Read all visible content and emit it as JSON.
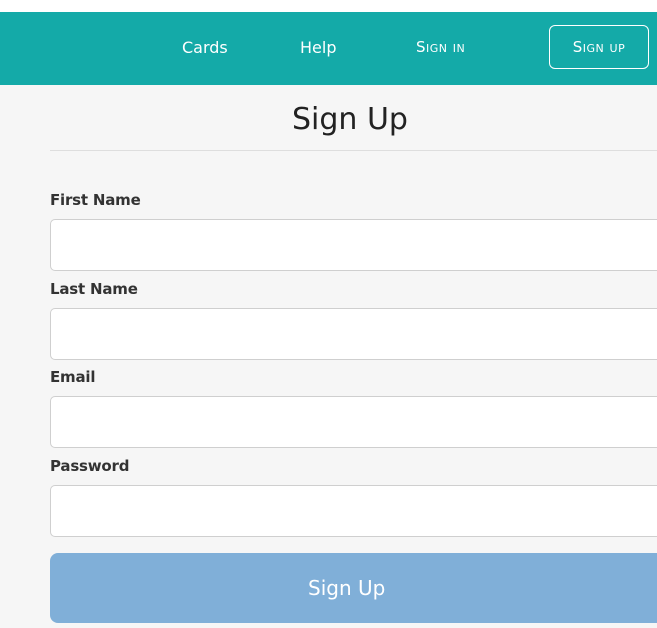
{
  "nav": {
    "cards": "Cards",
    "help": "Help",
    "sign_in": "Sign in",
    "sign_up": "Sign up"
  },
  "page": {
    "title": "Sign Up"
  },
  "form": {
    "first_name": {
      "label": "First Name",
      "value": ""
    },
    "last_name": {
      "label": "Last Name",
      "value": ""
    },
    "email": {
      "label": "Email",
      "value": ""
    },
    "password": {
      "label": "Password",
      "value": ""
    },
    "submit_label": "Sign Up"
  },
  "colors": {
    "navbar": "#14aaa8",
    "submit_button": "#80afd8",
    "background": "#f6f6f6"
  }
}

◇ ◇ ◇ ◇

- AIM OF THE TASK: Leave the pictures out, and print every line of the listing exactly as written.

- EXERCISE SOLUTION:
Read all visible content and emit it as JSON.
{
  "nav": {
    "cards": "Cards",
    "help": "Help",
    "sign_in": "Sign in",
    "sign_up": "Sign up"
  },
  "page": {
    "title": "Sign Up"
  },
  "form": {
    "first_name": {
      "label": "First Name",
      "value": ""
    },
    "last_name": {
      "label": "Last Name",
      "value": ""
    },
    "email": {
      "label": "Email",
      "value": ""
    },
    "password": {
      "label": "Password",
      "value": ""
    },
    "submit_label": "Sign Up"
  },
  "colors": {
    "navbar": "#14aaa8",
    "submit_button": "#80afd8",
    "background": "#f6f6f6"
  }
}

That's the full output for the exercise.